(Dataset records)
--- BEGIN ---

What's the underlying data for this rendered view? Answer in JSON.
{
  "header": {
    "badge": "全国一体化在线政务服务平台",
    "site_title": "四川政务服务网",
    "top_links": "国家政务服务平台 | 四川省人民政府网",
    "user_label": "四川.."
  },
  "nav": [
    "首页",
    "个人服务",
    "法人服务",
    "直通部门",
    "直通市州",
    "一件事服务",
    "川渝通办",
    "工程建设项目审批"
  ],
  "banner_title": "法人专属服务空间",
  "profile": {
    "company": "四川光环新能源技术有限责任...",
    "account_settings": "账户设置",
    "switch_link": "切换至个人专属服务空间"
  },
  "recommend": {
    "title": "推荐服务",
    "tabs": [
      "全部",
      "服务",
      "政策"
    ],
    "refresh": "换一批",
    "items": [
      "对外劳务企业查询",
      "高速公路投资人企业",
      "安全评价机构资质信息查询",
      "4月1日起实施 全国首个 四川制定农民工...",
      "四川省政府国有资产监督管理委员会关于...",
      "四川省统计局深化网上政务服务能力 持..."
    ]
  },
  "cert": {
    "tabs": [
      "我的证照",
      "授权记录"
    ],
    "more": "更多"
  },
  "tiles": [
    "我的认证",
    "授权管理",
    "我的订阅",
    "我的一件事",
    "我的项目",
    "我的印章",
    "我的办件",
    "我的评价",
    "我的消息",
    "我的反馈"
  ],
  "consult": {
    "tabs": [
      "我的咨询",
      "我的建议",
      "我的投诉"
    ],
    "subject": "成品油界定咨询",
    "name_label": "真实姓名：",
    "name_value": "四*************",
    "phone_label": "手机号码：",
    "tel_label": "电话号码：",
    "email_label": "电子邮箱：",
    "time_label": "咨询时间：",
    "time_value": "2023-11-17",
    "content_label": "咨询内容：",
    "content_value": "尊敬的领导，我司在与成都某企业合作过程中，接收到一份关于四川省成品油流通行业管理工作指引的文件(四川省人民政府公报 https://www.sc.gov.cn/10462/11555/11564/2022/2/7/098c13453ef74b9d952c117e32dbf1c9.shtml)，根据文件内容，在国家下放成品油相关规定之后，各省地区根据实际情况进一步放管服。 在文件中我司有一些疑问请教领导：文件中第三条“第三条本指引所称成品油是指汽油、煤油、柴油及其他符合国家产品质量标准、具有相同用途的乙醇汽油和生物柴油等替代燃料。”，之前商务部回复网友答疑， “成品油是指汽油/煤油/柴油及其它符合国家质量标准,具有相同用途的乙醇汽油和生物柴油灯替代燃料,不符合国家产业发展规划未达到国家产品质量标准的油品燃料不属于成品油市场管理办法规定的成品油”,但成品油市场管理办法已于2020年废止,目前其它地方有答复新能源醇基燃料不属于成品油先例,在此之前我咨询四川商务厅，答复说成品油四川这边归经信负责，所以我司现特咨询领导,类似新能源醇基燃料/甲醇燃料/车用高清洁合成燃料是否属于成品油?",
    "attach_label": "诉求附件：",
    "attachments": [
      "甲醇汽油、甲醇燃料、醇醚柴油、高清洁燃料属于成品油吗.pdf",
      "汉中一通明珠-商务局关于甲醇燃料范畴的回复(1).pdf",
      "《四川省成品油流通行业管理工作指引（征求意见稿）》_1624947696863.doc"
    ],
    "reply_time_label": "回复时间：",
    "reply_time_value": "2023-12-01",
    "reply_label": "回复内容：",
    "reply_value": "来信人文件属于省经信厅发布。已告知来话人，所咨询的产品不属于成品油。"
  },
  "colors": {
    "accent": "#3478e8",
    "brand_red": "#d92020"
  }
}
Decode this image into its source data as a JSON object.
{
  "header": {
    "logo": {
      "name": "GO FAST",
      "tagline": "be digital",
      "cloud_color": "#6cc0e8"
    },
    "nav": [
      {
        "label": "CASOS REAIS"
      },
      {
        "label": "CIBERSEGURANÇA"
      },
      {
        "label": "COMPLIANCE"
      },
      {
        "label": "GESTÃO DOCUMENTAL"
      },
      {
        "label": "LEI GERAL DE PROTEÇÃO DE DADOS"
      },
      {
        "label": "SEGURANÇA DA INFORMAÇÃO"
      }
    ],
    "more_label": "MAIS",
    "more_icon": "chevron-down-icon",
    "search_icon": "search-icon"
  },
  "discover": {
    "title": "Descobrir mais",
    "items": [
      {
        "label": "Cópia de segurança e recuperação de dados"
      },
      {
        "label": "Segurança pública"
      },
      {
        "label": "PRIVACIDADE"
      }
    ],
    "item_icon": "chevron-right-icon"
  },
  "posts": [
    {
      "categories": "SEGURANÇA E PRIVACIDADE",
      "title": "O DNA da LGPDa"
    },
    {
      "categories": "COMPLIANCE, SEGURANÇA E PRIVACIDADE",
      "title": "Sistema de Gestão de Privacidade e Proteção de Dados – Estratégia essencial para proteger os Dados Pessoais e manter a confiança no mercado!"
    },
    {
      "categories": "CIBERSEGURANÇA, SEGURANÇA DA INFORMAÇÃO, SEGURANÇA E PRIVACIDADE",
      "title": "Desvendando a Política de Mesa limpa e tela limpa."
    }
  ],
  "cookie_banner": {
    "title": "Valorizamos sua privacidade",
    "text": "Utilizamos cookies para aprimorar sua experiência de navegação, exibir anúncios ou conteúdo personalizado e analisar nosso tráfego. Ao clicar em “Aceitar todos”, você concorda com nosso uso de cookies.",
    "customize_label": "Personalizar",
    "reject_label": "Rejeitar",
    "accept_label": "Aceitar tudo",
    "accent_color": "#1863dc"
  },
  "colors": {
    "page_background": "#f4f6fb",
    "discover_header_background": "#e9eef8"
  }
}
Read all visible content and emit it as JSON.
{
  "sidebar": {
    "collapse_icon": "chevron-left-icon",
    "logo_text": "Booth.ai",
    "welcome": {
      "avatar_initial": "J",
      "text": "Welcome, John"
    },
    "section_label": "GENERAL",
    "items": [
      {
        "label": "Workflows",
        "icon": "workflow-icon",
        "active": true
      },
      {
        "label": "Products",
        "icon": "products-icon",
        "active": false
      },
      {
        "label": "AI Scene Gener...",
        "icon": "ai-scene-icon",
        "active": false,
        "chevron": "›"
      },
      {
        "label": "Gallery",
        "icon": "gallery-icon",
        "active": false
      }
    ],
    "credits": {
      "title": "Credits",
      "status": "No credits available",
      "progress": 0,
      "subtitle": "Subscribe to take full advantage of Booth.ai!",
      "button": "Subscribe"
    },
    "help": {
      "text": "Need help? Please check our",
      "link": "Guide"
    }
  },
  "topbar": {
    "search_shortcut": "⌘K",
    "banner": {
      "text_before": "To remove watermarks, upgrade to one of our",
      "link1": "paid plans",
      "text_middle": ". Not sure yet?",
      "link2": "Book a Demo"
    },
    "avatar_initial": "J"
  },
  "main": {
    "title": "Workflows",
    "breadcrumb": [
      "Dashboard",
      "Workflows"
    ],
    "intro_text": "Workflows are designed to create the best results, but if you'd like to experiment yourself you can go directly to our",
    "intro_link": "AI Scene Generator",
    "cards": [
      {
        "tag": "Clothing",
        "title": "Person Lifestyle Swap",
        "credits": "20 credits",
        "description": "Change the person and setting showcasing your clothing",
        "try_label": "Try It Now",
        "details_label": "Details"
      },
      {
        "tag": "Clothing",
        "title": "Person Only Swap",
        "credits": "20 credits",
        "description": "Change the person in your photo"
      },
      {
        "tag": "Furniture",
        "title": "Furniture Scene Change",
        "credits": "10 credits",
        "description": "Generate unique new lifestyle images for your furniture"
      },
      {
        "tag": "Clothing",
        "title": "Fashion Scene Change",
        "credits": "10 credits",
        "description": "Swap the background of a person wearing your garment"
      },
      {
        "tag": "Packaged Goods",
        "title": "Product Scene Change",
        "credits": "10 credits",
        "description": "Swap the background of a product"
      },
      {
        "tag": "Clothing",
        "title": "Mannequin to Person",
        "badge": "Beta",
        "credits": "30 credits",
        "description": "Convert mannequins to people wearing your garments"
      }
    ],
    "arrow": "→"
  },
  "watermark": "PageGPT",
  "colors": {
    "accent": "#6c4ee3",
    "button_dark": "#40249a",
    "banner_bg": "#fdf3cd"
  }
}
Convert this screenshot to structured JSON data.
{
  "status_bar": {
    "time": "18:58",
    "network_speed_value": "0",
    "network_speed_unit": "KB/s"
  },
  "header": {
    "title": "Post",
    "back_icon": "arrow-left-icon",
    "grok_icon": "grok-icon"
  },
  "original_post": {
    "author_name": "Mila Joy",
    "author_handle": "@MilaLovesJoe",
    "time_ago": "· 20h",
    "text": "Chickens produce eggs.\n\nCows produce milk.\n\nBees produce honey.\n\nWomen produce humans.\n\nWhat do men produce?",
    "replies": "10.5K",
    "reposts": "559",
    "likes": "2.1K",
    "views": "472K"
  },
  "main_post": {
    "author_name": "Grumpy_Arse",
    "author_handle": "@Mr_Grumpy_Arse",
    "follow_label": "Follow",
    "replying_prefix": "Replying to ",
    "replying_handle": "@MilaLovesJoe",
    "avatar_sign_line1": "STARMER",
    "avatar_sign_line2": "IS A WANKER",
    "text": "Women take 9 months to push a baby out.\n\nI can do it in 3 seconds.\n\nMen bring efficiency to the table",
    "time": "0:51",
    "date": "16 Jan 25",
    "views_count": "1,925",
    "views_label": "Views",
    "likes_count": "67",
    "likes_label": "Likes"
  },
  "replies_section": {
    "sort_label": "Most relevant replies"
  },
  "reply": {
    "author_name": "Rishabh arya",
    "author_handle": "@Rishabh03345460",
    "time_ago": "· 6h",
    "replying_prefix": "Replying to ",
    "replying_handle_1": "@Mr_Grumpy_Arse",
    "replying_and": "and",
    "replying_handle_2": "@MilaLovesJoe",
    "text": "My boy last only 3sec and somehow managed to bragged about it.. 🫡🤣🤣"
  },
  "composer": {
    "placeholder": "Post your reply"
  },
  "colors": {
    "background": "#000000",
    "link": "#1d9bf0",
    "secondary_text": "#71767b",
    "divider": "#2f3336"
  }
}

--- END ---

__Task to complete__. Extract all lines of the records above that include "INFORMAÇÃO".

__Response to the exercise__.
        "label": "SEGURANÇA DA INFORMAÇÃO"
      "categories": "CIBERSEGURANÇA, SEGURANÇA DA INFORMAÇÃO, SEGURANÇA E PRIVACIDADE",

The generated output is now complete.